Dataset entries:
□ □ □ □ □

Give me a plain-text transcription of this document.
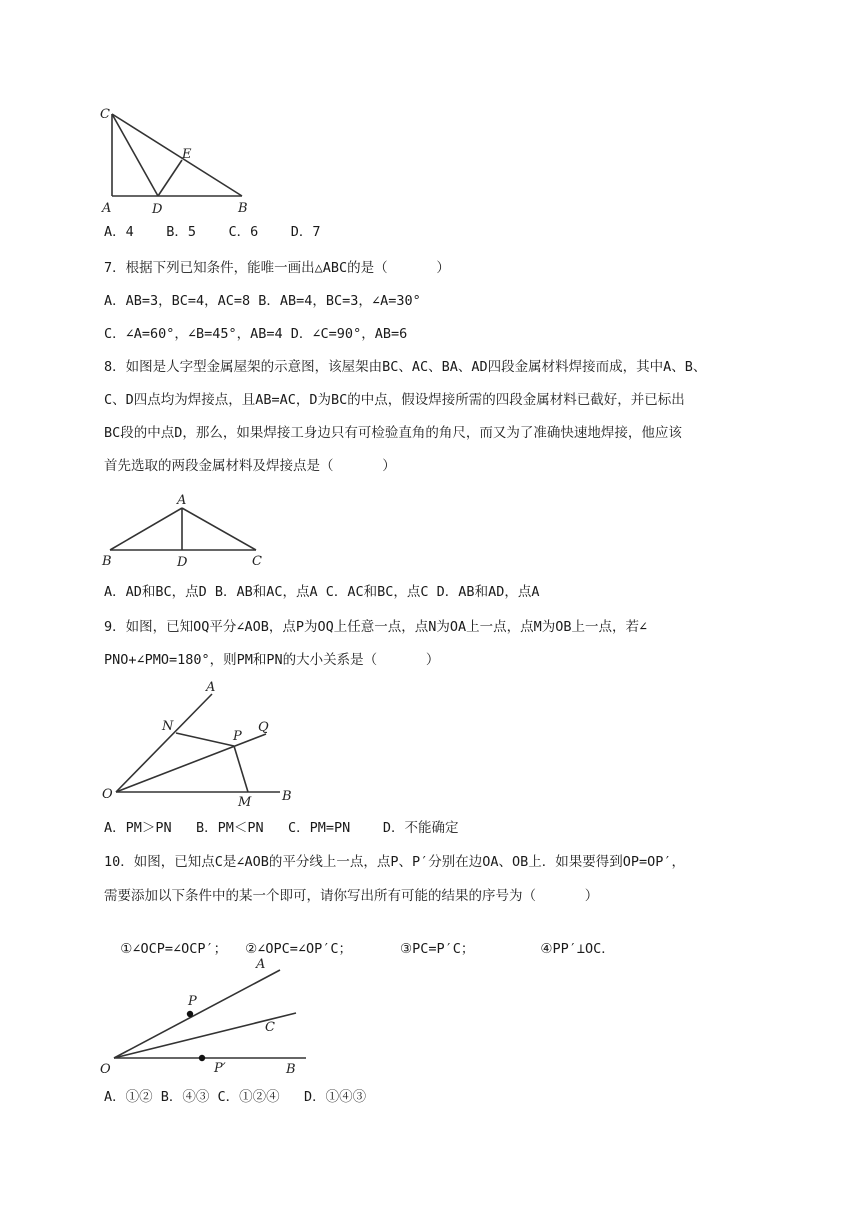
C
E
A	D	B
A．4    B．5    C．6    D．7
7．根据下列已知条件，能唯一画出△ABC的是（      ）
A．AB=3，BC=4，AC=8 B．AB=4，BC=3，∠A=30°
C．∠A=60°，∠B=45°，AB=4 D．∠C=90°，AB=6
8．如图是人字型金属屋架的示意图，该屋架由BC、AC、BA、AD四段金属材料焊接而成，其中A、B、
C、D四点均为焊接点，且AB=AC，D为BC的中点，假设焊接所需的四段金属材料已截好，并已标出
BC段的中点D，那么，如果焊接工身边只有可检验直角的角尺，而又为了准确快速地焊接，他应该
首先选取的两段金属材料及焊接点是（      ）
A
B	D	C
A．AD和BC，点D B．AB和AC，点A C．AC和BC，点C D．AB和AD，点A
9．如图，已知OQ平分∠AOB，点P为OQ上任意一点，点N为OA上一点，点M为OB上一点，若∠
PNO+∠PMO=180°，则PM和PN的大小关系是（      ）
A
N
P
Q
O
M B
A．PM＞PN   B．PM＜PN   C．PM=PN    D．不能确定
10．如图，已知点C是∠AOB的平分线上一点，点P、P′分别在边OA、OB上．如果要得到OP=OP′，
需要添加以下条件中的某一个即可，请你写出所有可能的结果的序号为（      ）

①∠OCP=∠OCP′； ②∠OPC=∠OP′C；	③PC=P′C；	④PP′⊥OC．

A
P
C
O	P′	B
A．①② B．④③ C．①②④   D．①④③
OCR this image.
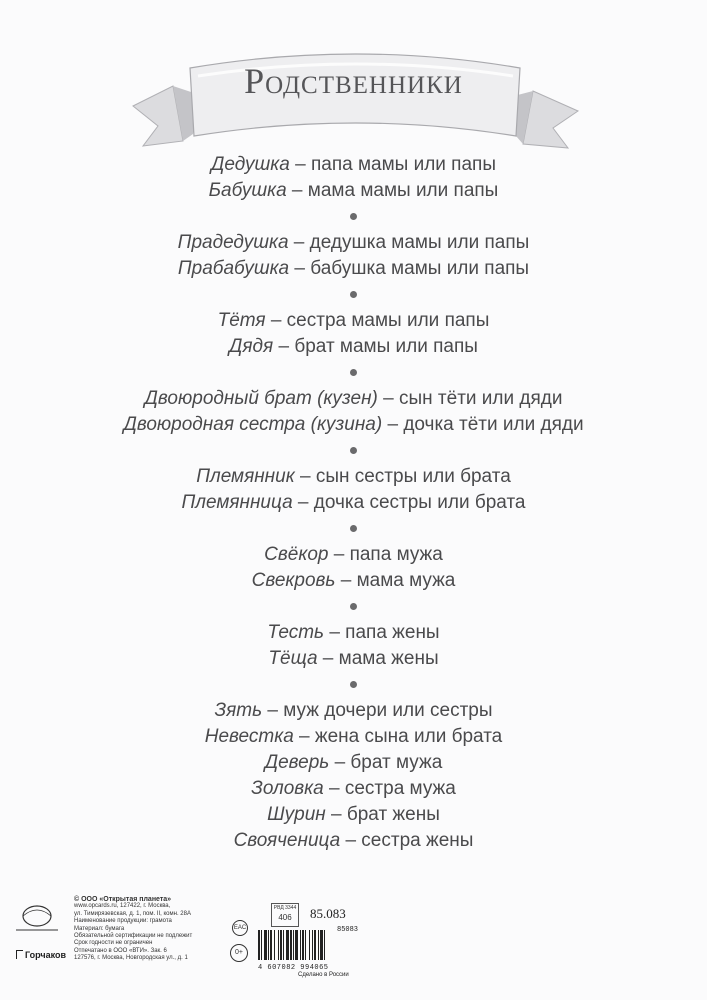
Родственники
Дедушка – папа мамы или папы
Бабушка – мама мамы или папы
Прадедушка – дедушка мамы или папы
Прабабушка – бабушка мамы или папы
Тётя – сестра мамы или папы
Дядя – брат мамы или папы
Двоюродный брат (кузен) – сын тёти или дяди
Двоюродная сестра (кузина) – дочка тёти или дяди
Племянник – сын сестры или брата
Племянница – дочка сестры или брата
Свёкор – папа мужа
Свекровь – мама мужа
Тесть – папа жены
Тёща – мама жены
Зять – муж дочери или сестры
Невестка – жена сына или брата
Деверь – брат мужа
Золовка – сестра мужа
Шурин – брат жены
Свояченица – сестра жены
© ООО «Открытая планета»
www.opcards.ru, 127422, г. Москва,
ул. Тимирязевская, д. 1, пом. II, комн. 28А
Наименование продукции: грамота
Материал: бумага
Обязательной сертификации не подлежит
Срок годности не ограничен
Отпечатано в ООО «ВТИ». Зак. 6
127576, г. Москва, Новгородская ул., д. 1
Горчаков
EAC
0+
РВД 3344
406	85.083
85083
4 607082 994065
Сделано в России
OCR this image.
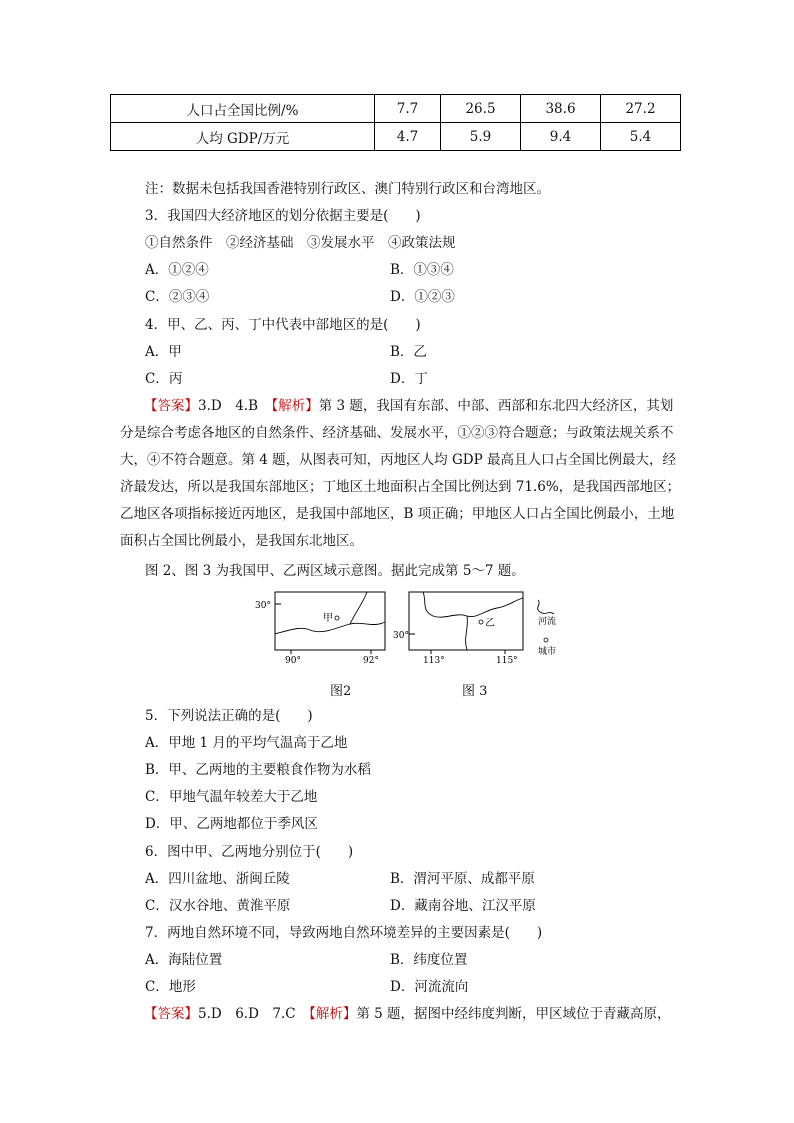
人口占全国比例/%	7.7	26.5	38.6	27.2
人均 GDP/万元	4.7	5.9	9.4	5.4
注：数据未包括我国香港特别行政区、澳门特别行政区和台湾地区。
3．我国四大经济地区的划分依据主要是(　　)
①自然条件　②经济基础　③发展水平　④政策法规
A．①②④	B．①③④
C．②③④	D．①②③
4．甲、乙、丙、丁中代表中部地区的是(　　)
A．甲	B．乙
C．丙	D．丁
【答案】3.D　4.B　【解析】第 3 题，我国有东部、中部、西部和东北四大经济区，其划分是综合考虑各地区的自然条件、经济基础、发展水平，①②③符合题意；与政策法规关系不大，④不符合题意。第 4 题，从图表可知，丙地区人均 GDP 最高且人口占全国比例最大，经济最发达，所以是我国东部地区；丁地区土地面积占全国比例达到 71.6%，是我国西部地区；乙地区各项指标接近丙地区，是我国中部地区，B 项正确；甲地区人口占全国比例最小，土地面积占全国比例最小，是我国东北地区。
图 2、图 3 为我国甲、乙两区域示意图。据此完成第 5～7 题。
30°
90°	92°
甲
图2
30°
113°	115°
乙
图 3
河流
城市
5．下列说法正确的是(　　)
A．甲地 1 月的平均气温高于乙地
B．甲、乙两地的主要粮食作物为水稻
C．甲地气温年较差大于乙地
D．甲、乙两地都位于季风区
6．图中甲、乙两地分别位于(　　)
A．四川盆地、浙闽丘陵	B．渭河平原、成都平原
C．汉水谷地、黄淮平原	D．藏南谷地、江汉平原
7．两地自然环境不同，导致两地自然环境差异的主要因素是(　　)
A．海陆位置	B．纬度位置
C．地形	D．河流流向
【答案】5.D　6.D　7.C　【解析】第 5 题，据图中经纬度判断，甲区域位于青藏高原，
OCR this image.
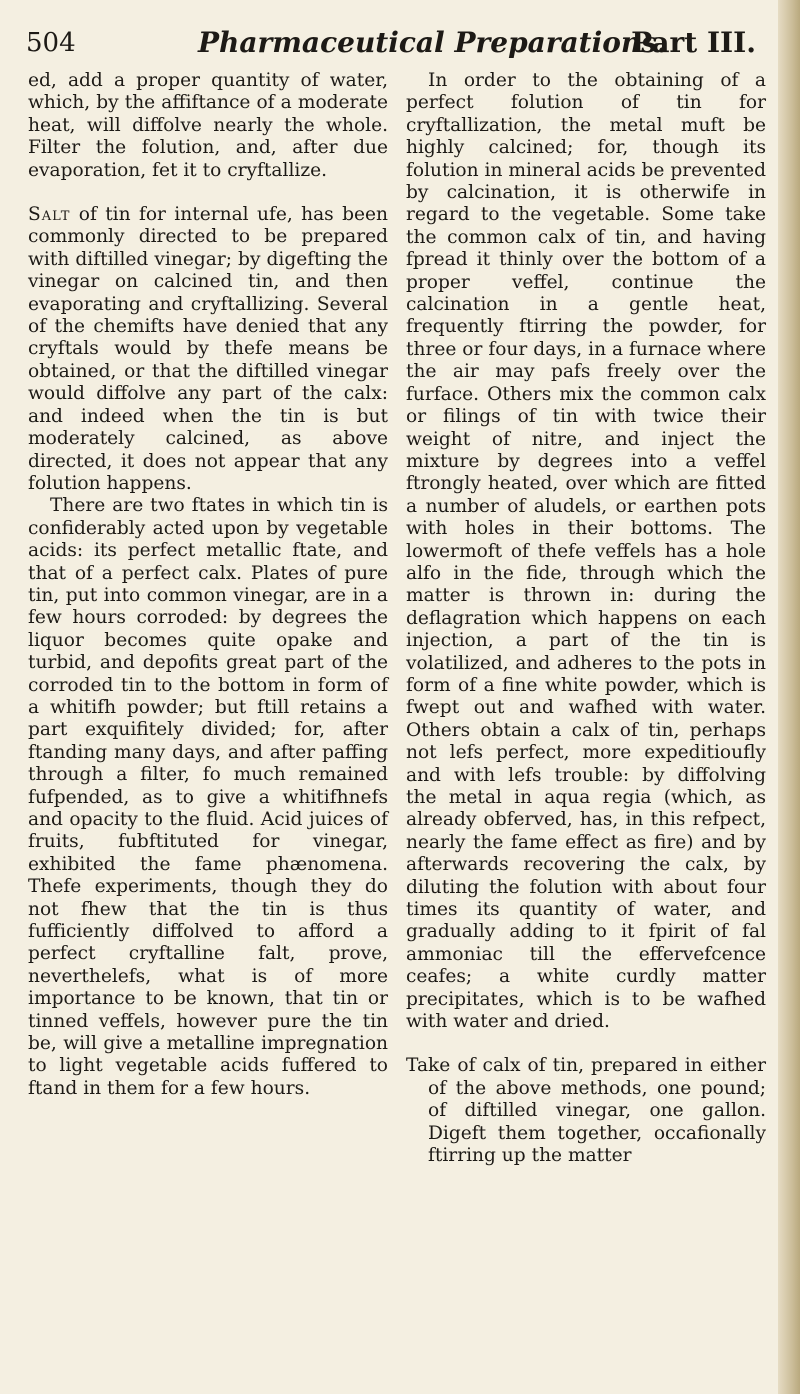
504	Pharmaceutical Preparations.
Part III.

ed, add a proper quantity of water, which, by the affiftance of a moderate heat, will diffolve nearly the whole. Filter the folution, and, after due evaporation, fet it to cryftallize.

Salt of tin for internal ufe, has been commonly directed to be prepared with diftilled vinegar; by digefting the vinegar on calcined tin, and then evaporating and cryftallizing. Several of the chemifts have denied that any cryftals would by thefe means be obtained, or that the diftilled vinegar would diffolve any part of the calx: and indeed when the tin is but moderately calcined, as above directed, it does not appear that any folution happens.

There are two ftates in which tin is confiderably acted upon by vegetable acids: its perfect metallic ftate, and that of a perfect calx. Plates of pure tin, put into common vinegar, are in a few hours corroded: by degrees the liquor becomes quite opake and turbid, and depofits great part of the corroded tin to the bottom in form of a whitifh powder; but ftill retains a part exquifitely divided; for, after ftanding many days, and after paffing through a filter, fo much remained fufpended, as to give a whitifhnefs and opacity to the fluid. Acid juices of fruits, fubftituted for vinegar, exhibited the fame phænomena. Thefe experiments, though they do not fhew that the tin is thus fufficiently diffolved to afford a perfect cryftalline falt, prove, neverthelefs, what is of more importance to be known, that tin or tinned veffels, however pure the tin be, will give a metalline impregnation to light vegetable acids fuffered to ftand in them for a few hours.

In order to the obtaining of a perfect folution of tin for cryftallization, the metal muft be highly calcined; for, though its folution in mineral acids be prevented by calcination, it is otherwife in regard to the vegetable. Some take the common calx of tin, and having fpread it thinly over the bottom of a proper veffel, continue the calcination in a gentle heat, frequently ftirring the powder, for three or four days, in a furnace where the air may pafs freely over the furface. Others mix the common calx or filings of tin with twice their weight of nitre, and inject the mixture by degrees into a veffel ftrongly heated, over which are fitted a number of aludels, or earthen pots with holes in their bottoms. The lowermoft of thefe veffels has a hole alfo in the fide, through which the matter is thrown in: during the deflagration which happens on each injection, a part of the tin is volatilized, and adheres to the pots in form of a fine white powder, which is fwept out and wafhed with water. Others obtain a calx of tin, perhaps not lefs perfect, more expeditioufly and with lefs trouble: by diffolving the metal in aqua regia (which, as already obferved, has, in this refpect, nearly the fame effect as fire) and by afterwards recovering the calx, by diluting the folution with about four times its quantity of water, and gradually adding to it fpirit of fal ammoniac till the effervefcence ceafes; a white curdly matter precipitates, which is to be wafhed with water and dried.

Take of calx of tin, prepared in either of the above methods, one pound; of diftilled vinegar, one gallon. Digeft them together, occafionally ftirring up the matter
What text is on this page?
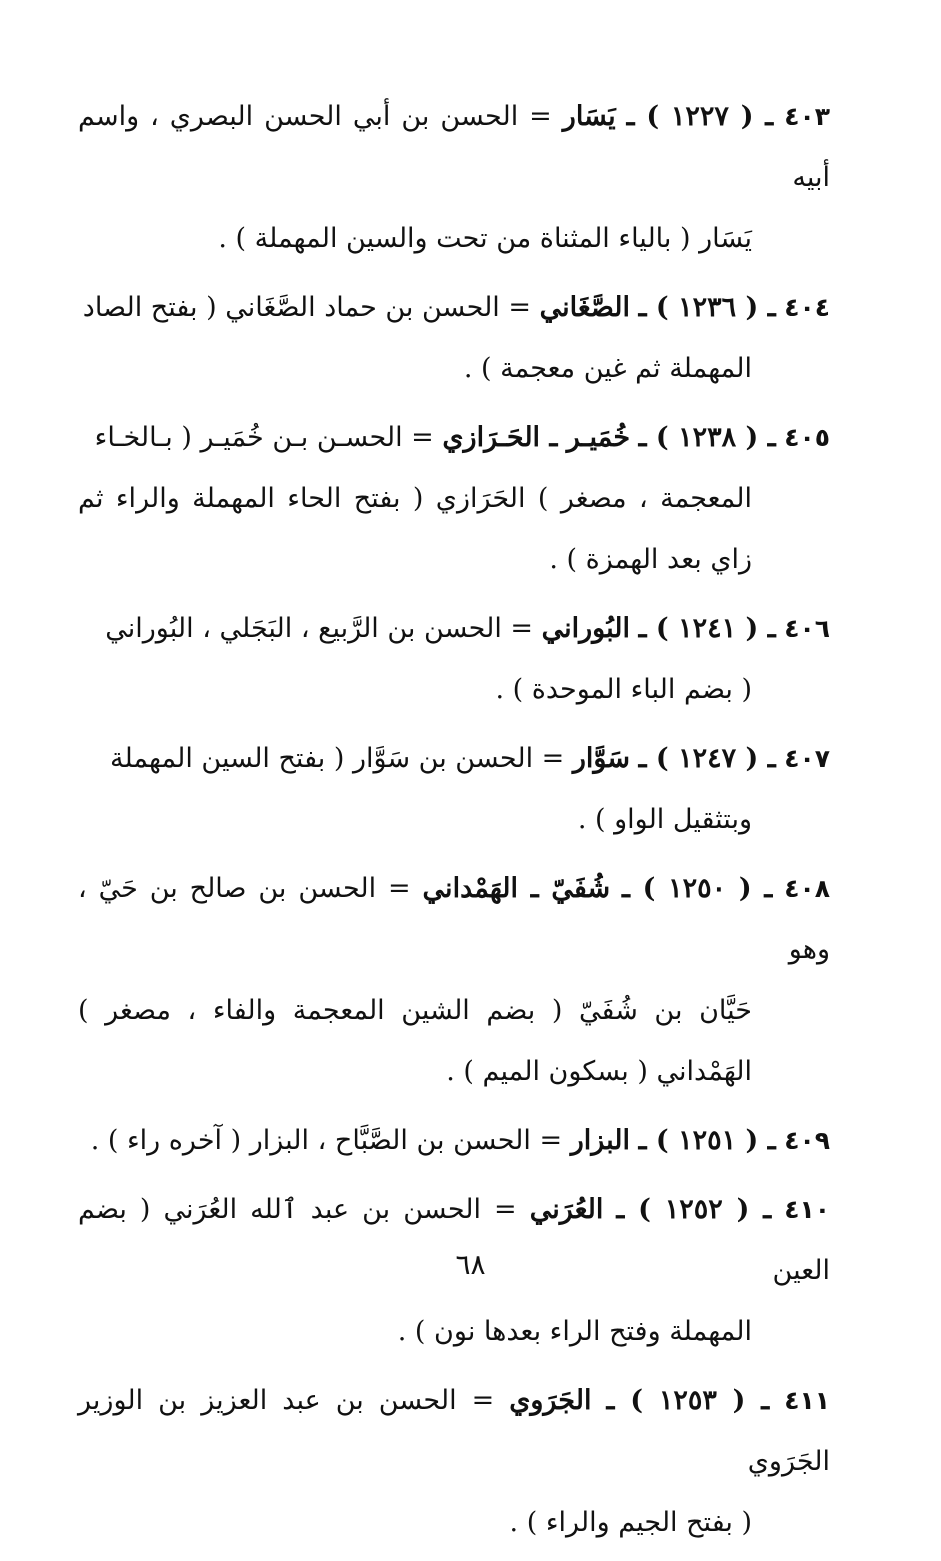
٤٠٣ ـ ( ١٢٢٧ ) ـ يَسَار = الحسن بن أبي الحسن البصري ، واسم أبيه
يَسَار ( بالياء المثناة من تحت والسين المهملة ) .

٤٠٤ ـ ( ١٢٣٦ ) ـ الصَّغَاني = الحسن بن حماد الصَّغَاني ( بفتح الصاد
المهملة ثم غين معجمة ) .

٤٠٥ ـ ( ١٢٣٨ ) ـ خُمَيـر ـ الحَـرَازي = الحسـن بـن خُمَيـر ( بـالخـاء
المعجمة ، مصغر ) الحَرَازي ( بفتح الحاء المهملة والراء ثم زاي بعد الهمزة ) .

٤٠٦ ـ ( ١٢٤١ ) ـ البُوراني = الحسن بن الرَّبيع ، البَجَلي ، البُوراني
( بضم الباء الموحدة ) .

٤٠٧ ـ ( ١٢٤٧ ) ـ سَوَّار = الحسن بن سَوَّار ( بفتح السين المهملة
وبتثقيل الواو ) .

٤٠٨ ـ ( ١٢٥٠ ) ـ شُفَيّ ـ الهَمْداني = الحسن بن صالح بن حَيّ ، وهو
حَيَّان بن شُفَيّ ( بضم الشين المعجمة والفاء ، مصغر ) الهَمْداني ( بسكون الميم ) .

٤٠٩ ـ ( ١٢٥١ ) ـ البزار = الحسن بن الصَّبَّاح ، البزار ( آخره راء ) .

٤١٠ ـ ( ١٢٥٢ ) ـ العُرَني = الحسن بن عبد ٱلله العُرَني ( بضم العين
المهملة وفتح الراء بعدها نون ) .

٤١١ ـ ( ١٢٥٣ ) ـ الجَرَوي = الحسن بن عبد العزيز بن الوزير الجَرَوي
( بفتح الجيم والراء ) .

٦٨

□ □ □ □ □

WRITTEN EXERCISE:
Within the records above, how many lines include the word "والراء"? State the number by itself.

RESPONSE TO THIS TASK:
2